WHAT YOU ARE ASKED TO DO: Reproduce the records below in full and without edits, omitting images.

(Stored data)
§ §

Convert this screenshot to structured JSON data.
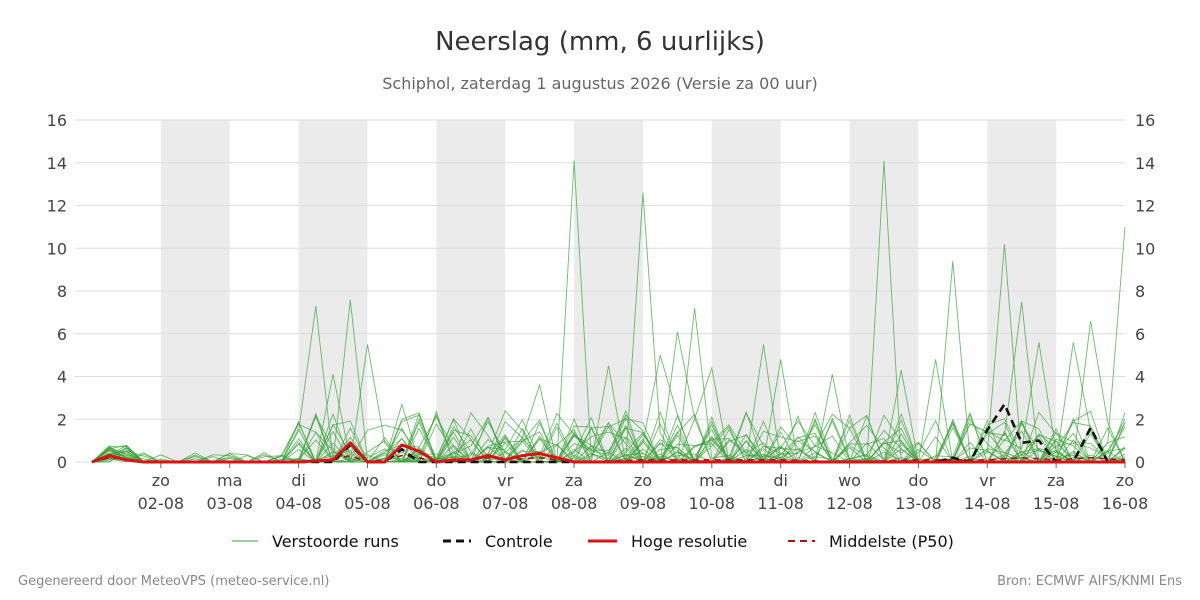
{
  "chart_data": {
    "type": "line",
    "title": "Neerslag (mm, 6 uurlijks)",
    "subtitle": "Schiphol, zaterdag  1 augustus 2026 (Versie za 00 uur)",
    "x_range_days": [
      0,
      15
    ],
    "ylim": [
      0,
      16
    ],
    "yticks": [
      0,
      2,
      4,
      6,
      8,
      10,
      12,
      14,
      16
    ],
    "day_ticks": [
      {
        "x": 1,
        "day": "zo",
        "date": "02-08"
      },
      {
        "x": 2,
        "day": "ma",
        "date": "03-08"
      },
      {
        "x": 3,
        "day": "di",
        "date": "04-08"
      },
      {
        "x": 4,
        "day": "wo",
        "date": "05-08"
      },
      {
        "x": 5,
        "day": "do",
        "date": "06-08"
      },
      {
        "x": 6,
        "day": "vr",
        "date": "07-08"
      },
      {
        "x": 7,
        "day": "za",
        "date": "08-08"
      },
      {
        "x": 8,
        "day": "zo",
        "date": "09-08"
      },
      {
        "x": 9,
        "day": "ma",
        "date": "10-08"
      },
      {
        "x": 10,
        "day": "di",
        "date": "11-08"
      },
      {
        "x": 11,
        "day": "wo",
        "date": "12-08"
      },
      {
        "x": 12,
        "day": "do",
        "date": "13-08"
      },
      {
        "x": 13,
        "day": "vr",
        "date": "14-08"
      },
      {
        "x": 14,
        "day": "za",
        "date": "15-08"
      },
      {
        "x": 15,
        "day": "zo",
        "date": "16-08"
      }
    ],
    "shaded_days": [
      [
        1,
        2
      ],
      [
        3,
        4
      ],
      [
        5,
        6
      ],
      [
        7,
        8
      ],
      [
        9,
        10
      ],
      [
        11,
        12
      ],
      [
        13,
        14
      ]
    ],
    "grid": true,
    "legend_position": "bottom",
    "series": [
      {
        "name": "Verstoorde runs",
        "style": "thin-green",
        "color": "#3da33d",
        "ensemble_peaks": [
          {
            "x": 3.25,
            "y": 7.3
          },
          {
            "x": 3.5,
            "y": 4.1
          },
          {
            "x": 3.75,
            "y": 7.6
          },
          {
            "x": 4.0,
            "y": 5.5
          },
          {
            "x": 4.5,
            "y": 2.7
          },
          {
            "x": 5.5,
            "y": 2.3
          },
          {
            "x": 6.5,
            "y": 3.6
          },
          {
            "x": 7.0,
            "y": 14.1
          },
          {
            "x": 7.5,
            "y": 4.5
          },
          {
            "x": 8.0,
            "y": 12.6
          },
          {
            "x": 8.25,
            "y": 5.0
          },
          {
            "x": 8.5,
            "y": 6.1
          },
          {
            "x": 8.75,
            "y": 7.2
          },
          {
            "x": 9.0,
            "y": 4.4
          },
          {
            "x": 9.75,
            "y": 5.5
          },
          {
            "x": 10.0,
            "y": 4.8
          },
          {
            "x": 10.75,
            "y": 4.1
          },
          {
            "x": 11.5,
            "y": 14.1
          },
          {
            "x": 11.75,
            "y": 4.3
          },
          {
            "x": 12.25,
            "y": 4.8
          },
          {
            "x": 12.5,
            "y": 9.4
          },
          {
            "x": 13.25,
            "y": 10.2
          },
          {
            "x": 13.5,
            "y": 7.5
          },
          {
            "x": 13.75,
            "y": 5.6
          },
          {
            "x": 14.25,
            "y": 5.6
          },
          {
            "x": 14.5,
            "y": 6.6
          },
          {
            "x": 15.0,
            "y": 11.0
          }
        ]
      },
      {
        "name": "Controle",
        "style": "black-dashed",
        "color": "#111111",
        "x": [
          0,
          0.25,
          0.5,
          0.75,
          1,
          2,
          3,
          3.5,
          3.75,
          4,
          4.25,
          4.5,
          4.75,
          5,
          6,
          7,
          8,
          9,
          10,
          11,
          12,
          12.25,
          12.5,
          12.75,
          13,
          13.25,
          13.5,
          13.75,
          14,
          14.25,
          14.5,
          14.75,
          15
        ],
        "y": [
          0,
          0.3,
          0.1,
          0,
          0,
          0,
          0,
          0,
          0.8,
          0,
          0,
          0.6,
          0,
          0,
          0,
          0,
          0,
          0,
          0,
          0,
          0,
          0,
          0.2,
          0,
          1.5,
          2.7,
          0.9,
          1.0,
          0,
          0,
          1.6,
          0,
          0
        ]
      },
      {
        "name": "Hoge resolutie",
        "style": "red-thick",
        "color": "#dd1111",
        "x": [
          0,
          0.25,
          0.5,
          0.75,
          1,
          2,
          3,
          3.5,
          3.75,
          4,
          4.25,
          4.5,
          4.75,
          5,
          5.25,
          5.5,
          5.75,
          6,
          6.25,
          6.5,
          6.75,
          7,
          8,
          9,
          10,
          11,
          12,
          13,
          14,
          15
        ],
        "y": [
          0,
          0.3,
          0.1,
          0,
          0,
          0,
          0,
          0.1,
          0.9,
          0,
          0,
          0.8,
          0.5,
          0,
          0.1,
          0.1,
          0.3,
          0.1,
          0.3,
          0.4,
          0.2,
          0,
          0,
          0,
          0,
          0,
          0,
          0,
          0,
          0
        ]
      },
      {
        "name": "Middelste (P50)",
        "style": "red-dashed",
        "color": "#aa1111",
        "x": [
          0,
          0.25,
          0.5,
          1,
          3,
          3.5,
          3.75,
          4,
          4.25,
          4.5,
          4.75,
          5,
          5.5,
          5.75,
          6,
          6.5,
          7,
          8,
          9,
          10,
          11,
          12,
          13,
          13.5,
          14,
          14.5,
          15
        ],
        "y": [
          0,
          0.2,
          0.1,
          0,
          0,
          0.1,
          0.3,
          0,
          0.1,
          0.3,
          0.2,
          0,
          0.1,
          0.2,
          0.1,
          0.2,
          0,
          0.1,
          0.1,
          0.1,
          0,
          0.1,
          0.1,
          0.2,
          0.1,
          0.2,
          0.1
        ]
      }
    ]
  },
  "footer": {
    "left": "Gegenereerd door MeteoVPS (meteo-service.nl)",
    "right": "Bron: ECMWF AIFS/KNMI Ens"
  }
}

§ §

SOLVED EXERCISE:
Convert this screenshot to structured JSON data.
{
  "chart_data": {
    "type": "line",
    "title": "Neerslag (mm, 6 uurlijks)",
    "subtitle": "Schiphol, zaterdag  1 augustus 2026 (Versie za 00 uur)",
    "x_range_days": [
      0,
      15
    ],
    "ylim": [
      0,
      16
    ],
    "yticks": [
      0,
      2,
      4,
      6,
      8,
      10,
      12,
      14,
      16
    ],
    "day_ticks": [
      {
        "x": 1,
        "day": "zo",
        "date": "02-08"
      },
      {
        "x": 2,
        "day": "ma",
        "date": "03-08"
      },
      {
        "x": 3,
        "day": "di",
        "date": "04-08"
      },
      {
        "x": 4,
        "day": "wo",
        "date": "05-08"
      },
      {
        "x": 5,
        "day": "do",
        "date": "06-08"
      },
      {
        "x": 6,
        "day": "vr",
        "date": "07-08"
      },
      {
        "x": 7,
        "day": "za",
        "date": "08-08"
      },
      {
        "x": 8,
        "day": "zo",
        "date": "09-08"
      },
      {
        "x": 9,
        "day": "ma",
        "date": "10-08"
      },
      {
        "x": 10,
        "day": "di",
        "date": "11-08"
      },
      {
        "x": 11,
        "day": "wo",
        "date": "12-08"
      },
      {
        "x": 12,
        "day": "do",
        "date": "13-08"
      },
      {
        "x": 13,
        "day": "vr",
        "date": "14-08"
      },
      {
        "x": 14,
        "day": "za",
        "date": "15-08"
      },
      {
        "x": 15,
        "day": "zo",
        "date": "16-08"
      }
    ],
    "shaded_days": [
      [
        1,
        2
      ],
      [
        3,
        4
      ],
      [
        5,
        6
      ],
      [
        7,
        8
      ],
      [
        9,
        10
      ],
      [
        11,
        12
      ],
      [
        13,
        14
      ]
    ],
    "grid": true,
    "legend_position": "bottom",
    "series": [
      {
        "name": "Verstoorde runs",
        "style": "thin-green",
        "color": "#3da33d",
        "ensemble_peaks": [
          {
            "x": 3.25,
            "y": 7.3
          },
          {
            "x": 3.5,
            "y": 4.1
          },
          {
            "x": 3.75,
            "y": 7.6
          },
          {
            "x": 4.0,
            "y": 5.5
          },
          {
            "x": 4.5,
            "y": 2.7
          },
          {
            "x": 5.5,
            "y": 2.3
          },
          {
            "x": 6.5,
            "y": 3.6
          },
          {
            "x": 7.0,
            "y": 14.1
          },
          {
            "x": 7.5,
            "y": 4.5
          },
          {
            "x": 8.0,
            "y": 12.6
          },
          {
            "x": 8.25,
            "y": 5.0
          },
          {
            "x": 8.5,
            "y": 6.1
          },
          {
            "x": 8.75,
            "y": 7.2
          },
          {
            "x": 9.0,
            "y": 4.4
          },
          {
            "x": 9.75,
            "y": 5.5
          },
          {
            "x": 10.0,
            "y": 4.8
          },
          {
            "x": 10.75,
            "y": 4.1
          },
          {
            "x": 11.5,
            "y": 14.1
          },
          {
            "x": 11.75,
            "y": 4.3
          },
          {
            "x": 12.25,
            "y": 4.8
          },
          {
            "x": 12.5,
            "y": 9.4
          },
          {
            "x": 13.25,
            "y": 10.2
          },
          {
            "x": 13.5,
            "y": 7.5
          },
          {
            "x": 13.75,
            "y": 5.6
          },
          {
            "x": 14.25,
            "y": 5.6
          },
          {
            "x": 14.5,
            "y": 6.6
          },
          {
            "x": 15.0,
            "y": 11.0
          }
        ]
      },
      {
        "name": "Controle",
        "style": "black-dashed",
        "color": "#111111",
        "x": [
          0,
          0.25,
          0.5,
          0.75,
          1,
          2,
          3,
          3.5,
          3.75,
          4,
          4.25,
          4.5,
          4.75,
          5,
          6,
          7,
          8,
          9,
          10,
          11,
          12,
          12.25,
          12.5,
          12.75,
          13,
          13.25,
          13.5,
          13.75,
          14,
          14.25,
          14.5,
          14.75,
          15
        ],
        "y": [
          0,
          0.3,
          0.1,
          0,
          0,
          0,
          0,
          0,
          0.8,
          0,
          0,
          0.6,
          0,
          0,
          0,
          0,
          0,
          0,
          0,
          0,
          0,
          0,
          0.2,
          0,
          1.5,
          2.7,
          0.9,
          1.0,
          0,
          0,
          1.6,
          0,
          0
        ]
      },
      {
        "name": "Hoge resolutie",
        "style": "red-thick",
        "color": "#dd1111",
        "x": [
          0,
          0.25,
          0.5,
          0.75,
          1,
          2,
          3,
          3.5,
          3.75,
          4,
          4.25,
          4.5,
          4.75,
          5,
          5.25,
          5.5,
          5.75,
          6,
          6.25,
          6.5,
          6.75,
          7,
          8,
          9,
          10,
          11,
          12,
          13,
          14,
          15
        ],
        "y": [
          0,
          0.3,
          0.1,
          0,
          0,
          0,
          0,
          0.1,
          0.9,
          0,
          0,
          0.8,
          0.5,
          0,
          0.1,
          0.1,
          0.3,
          0.1,
          0.3,
          0.4,
          0.2,
          0,
          0,
          0,
          0,
          0,
          0,
          0,
          0,
          0
        ]
      },
      {
        "name": "Middelste (P50)",
        "style": "red-dashed",
        "color": "#aa1111",
        "x": [
          0,
          0.25,
          0.5,
          1,
          3,
          3.5,
          3.75,
          4,
          4.25,
          4.5,
          4.75,
          5,
          5.5,
          5.75,
          6,
          6.5,
          7,
          8,
          9,
          10,
          11,
          12,
          13,
          13.5,
          14,
          14.5,
          15
        ],
        "y": [
          0,
          0.2,
          0.1,
          0,
          0,
          0.1,
          0.3,
          0,
          0.1,
          0.3,
          0.2,
          0,
          0.1,
          0.2,
          0.1,
          0.2,
          0,
          0.1,
          0.1,
          0.1,
          0,
          0.1,
          0.1,
          0.2,
          0.1,
          0.2,
          0.1
        ]
      }
    ]
  },
  "footer": {
    "left": "Gegenereerd door MeteoVPS (meteo-service.nl)",
    "right": "Bron: ECMWF AIFS/KNMI Ens"
  }
}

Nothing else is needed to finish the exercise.